--- start of Data lines ---
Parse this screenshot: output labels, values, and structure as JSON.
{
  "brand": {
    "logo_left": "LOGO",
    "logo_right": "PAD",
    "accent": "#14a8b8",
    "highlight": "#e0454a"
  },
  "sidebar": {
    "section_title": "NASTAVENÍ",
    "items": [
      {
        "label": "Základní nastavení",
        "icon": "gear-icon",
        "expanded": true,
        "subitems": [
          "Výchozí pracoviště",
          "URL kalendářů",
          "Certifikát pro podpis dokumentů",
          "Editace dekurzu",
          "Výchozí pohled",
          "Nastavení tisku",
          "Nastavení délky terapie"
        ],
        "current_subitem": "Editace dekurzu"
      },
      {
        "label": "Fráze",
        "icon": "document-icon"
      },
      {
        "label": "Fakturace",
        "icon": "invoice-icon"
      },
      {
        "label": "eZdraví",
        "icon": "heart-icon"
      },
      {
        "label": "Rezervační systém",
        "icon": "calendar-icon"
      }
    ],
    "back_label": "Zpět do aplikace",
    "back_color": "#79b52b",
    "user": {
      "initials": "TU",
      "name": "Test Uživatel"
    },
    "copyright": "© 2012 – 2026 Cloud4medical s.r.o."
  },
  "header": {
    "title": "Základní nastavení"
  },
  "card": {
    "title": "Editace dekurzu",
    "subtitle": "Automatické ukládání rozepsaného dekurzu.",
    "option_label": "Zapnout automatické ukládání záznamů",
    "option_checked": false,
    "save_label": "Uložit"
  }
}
--- end of Data lines ---
* **Directions for this task**:
Every record shown above must be echoed exactly.

* **Solved problem**:
Parse this screenshot: output labels, values, and structure as JSON.
{
  "brand": {
    "logo_left": "LOGO",
    "logo_right": "PAD",
    "accent": "#14a8b8",
    "highlight": "#e0454a"
  },
  "sidebar": {
    "section_title": "NASTAVENÍ",
    "items": [
      {
        "label": "Základní nastavení",
        "icon": "gear-icon",
        "expanded": true,
        "subitems": [
          "Výchozí pracoviště",
          "URL kalendářů",
          "Certifikát pro podpis dokumentů",
          "Editace dekurzu",
          "Výchozí pohled",
          "Nastavení tisku",
          "Nastavení délky terapie"
        ],
        "current_subitem": "Editace dekurzu"
      },
      {
        "label": "Fráze",
        "icon": "document-icon"
      },
      {
        "label": "Fakturace",
        "icon": "invoice-icon"
      },
      {
        "label": "eZdraví",
        "icon": "heart-icon"
      },
      {
        "label": "Rezervační systém",
        "icon": "calendar-icon"
      }
    ],
    "back_label": "Zpět do aplikace",
    "back_color": "#79b52b",
    "user": {
      "initials": "TU",
      "name": "Test Uživatel"
    },
    "copyright": "© 2012 – 2026 Cloud4medical s.r.o."
  },
  "header": {
    "title": "Základní nastavení"
  },
  "card": {
    "title": "Editace dekurzu",
    "subtitle": "Automatické ukládání rozepsaného dekurzu.",
    "option_label": "Zapnout automatické ukládání záznamů",
    "option_checked": false,
    "save_label": "Uložit"
  }
}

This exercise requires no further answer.